* [WHAT YOU ARE ASKED TO DO]
Exactly repeat the full listing that follows.

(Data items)
** Start **

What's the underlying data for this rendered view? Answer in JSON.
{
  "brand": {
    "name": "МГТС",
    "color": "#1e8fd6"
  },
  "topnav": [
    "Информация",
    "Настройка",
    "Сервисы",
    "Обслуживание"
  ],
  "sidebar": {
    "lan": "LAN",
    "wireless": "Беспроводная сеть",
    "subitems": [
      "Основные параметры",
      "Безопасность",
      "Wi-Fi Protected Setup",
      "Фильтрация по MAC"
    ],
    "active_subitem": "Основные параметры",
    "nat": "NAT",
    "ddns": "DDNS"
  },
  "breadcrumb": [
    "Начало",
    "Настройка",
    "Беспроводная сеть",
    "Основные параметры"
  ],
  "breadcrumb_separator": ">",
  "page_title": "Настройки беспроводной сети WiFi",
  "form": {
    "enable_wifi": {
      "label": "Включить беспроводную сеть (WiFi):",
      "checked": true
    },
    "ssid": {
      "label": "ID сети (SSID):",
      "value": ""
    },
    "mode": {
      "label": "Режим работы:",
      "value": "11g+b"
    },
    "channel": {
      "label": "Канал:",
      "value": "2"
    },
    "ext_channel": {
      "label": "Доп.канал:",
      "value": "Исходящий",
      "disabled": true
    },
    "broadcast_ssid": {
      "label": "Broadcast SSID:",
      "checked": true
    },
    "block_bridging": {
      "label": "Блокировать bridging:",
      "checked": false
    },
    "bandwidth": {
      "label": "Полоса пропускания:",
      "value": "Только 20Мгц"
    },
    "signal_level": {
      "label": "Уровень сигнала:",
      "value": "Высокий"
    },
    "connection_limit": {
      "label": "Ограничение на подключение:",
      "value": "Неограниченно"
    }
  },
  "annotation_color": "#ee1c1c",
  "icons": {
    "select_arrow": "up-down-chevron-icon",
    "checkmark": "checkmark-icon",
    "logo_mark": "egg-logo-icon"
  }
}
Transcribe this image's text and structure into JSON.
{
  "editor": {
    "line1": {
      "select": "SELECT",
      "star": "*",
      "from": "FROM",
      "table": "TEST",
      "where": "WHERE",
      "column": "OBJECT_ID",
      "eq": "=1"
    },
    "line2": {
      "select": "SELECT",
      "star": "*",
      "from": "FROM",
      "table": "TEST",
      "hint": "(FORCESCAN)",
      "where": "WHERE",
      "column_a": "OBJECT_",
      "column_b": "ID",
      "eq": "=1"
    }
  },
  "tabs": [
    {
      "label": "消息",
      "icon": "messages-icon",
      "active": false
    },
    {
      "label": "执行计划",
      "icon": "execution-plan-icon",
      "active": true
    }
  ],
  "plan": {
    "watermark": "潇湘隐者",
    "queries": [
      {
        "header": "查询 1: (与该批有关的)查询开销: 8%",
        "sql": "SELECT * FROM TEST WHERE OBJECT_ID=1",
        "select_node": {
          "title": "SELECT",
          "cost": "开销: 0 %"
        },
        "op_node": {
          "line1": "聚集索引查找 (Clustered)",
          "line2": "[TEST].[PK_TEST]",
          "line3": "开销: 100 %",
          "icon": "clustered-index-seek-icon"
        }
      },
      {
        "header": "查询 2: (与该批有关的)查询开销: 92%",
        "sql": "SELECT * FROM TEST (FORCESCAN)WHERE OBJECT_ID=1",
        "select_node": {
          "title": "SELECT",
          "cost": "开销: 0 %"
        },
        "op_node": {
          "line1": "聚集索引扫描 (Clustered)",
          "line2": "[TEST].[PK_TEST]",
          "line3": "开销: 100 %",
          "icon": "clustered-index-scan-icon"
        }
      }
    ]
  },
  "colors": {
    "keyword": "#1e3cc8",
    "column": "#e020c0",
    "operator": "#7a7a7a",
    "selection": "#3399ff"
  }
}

** End **

* [ANSWER TO THIS PROBLEM]
What's the underlying data for this rendered view? Answer in JSON.
{
  "brand": {
    "name": "МГТС",
    "color": "#1e8fd6"
  },
  "topnav": [
    "Информация",
    "Настройка",
    "Сервисы",
    "Обслуживание"
  ],
  "sidebar": {
    "lan": "LAN",
    "wireless": "Беспроводная сеть",
    "subitems": [
      "Основные параметры",
      "Безопасность",
      "Wi-Fi Protected Setup",
      "Фильтрация по MAC"
    ],
    "active_subitem": "Основные параметры",
    "nat": "NAT",
    "ddns": "DDNS"
  },
  "breadcrumb": [
    "Начало",
    "Настройка",
    "Беспроводная сеть",
    "Основные параметры"
  ],
  "breadcrumb_separator": ">",
  "page_title": "Настройки беспроводной сети WiFi",
  "form": {
    "enable_wifi": {
      "label": "Включить беспроводную сеть (WiFi):",
      "checked": true
    },
    "ssid": {
      "label": "ID сети (SSID):",
      "value": ""
    },
    "mode": {
      "label": "Режим работы:",
      "value": "11g+b"
    },
    "channel": {
      "label": "Канал:",
      "value": "2"
    },
    "ext_channel": {
      "label": "Доп.канал:",
      "value": "Исходящий",
      "disabled": true
    },
    "broadcast_ssid": {
      "label": "Broadcast SSID:",
      "checked": true
    },
    "block_bridging": {
      "label": "Блокировать bridging:",
      "checked": false
    },
    "bandwidth": {
      "label": "Полоса пропускания:",
      "value": "Только 20Мгц"
    },
    "signal_level": {
      "label": "Уровень сигнала:",
      "value": "Высокий"
    },
    "connection_limit": {
      "label": "Ограничение на подключение:",
      "value": "Неограниченно"
    }
  },
  "annotation_color": "#ee1c1c",
  "icons": {
    "select_arrow": "up-down-chevron-icon",
    "checkmark": "checkmark-icon",
    "logo_mark": "egg-logo-icon"
  }
}
Transcribe this image's text and structure into JSON.
{
  "editor": {
    "line1": {
      "select": "SELECT",
      "star": "*",
      "from": "FROM",
      "table": "TEST",
      "where": "WHERE",
      "column": "OBJECT_ID",
      "eq": "=1"
    },
    "line2": {
      "select": "SELECT",
      "star": "*",
      "from": "FROM",
      "table": "TEST",
      "hint": "(FORCESCAN)",
      "where": "WHERE",
      "column_a": "OBJECT_",
      "column_b": "ID",
      "eq": "=1"
    }
  },
  "tabs": [
    {
      "label": "消息",
      "icon": "messages-icon",
      "active": false
    },
    {
      "label": "执行计划",
      "icon": "execution-plan-icon",
      "active": true
    }
  ],
  "plan": {
    "watermark": "潇湘隐者",
    "queries": [
      {
        "header": "查询 1: (与该批有关的)查询开销: 8%",
        "sql": "SELECT * FROM TEST WHERE OBJECT_ID=1",
        "select_node": {
          "title": "SELECT",
          "cost": "开销: 0 %"
        },
        "op_node": {
          "line1": "聚集索引查找 (Clustered)",
          "line2": "[TEST].[PK_TEST]",
          "line3": "开销: 100 %",
          "icon": "clustered-index-seek-icon"
        }
      },
      {
        "header": "查询 2: (与该批有关的)查询开销: 92%",
        "sql": "SELECT * FROM TEST (FORCESCAN)WHERE OBJECT_ID=1",
        "select_node": {
          "title": "SELECT",
          "cost": "开销: 0 %"
        },
        "op_node": {
          "line1": "聚集索引扫描 (Clustered)",
          "line2": "[TEST].[PK_TEST]",
          "line3": "开销: 100 %",
          "icon": "clustered-index-scan-icon"
        }
      }
    ]
  },
  "colors": {
    "keyword": "#1e3cc8",
    "column": "#e020c0",
    "operator": "#7a7a7a",
    "selection": "#3399ff"
  }
}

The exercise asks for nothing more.